**Problem**
Locate all lines with the word "million". Copy them.

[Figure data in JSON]
(begin)

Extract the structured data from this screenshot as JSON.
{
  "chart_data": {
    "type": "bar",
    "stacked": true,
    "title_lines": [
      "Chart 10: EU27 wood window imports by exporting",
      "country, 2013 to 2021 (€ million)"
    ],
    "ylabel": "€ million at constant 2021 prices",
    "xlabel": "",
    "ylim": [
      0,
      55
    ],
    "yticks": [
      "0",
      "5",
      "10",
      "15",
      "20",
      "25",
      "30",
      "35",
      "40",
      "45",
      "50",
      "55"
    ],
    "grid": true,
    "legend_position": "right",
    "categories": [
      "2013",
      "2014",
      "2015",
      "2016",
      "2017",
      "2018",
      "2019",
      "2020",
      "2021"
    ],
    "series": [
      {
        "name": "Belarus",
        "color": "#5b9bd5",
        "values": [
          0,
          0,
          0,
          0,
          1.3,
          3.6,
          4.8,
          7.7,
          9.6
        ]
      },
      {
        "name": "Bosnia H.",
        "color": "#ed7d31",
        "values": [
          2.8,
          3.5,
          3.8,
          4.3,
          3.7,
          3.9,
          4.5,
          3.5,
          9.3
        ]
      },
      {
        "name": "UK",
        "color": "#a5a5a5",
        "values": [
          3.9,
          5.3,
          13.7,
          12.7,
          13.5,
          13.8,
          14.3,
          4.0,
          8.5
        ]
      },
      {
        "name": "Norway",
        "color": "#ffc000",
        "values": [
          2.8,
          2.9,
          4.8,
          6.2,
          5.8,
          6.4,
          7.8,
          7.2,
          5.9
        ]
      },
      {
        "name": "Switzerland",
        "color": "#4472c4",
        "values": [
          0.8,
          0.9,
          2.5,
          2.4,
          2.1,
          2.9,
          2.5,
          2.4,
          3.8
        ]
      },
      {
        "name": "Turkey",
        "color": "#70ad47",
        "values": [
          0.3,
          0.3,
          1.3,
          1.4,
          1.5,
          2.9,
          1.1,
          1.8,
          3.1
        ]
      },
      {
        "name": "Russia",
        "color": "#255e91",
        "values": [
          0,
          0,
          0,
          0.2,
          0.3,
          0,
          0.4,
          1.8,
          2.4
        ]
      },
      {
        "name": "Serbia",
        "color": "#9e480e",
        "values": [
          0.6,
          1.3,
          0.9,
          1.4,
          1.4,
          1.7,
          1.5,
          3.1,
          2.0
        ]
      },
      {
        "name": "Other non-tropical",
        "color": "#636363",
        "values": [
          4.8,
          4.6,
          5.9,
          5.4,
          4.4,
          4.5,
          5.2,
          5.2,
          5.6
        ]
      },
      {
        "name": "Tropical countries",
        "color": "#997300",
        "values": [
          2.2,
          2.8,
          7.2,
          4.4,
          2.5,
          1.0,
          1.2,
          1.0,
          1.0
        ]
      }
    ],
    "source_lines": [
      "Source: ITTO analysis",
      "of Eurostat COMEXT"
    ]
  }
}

(end)

**Output for this task**
      "country, 2013 to 2021 (€ million)"
    "ylabel": "€ million at constant 2021 prices",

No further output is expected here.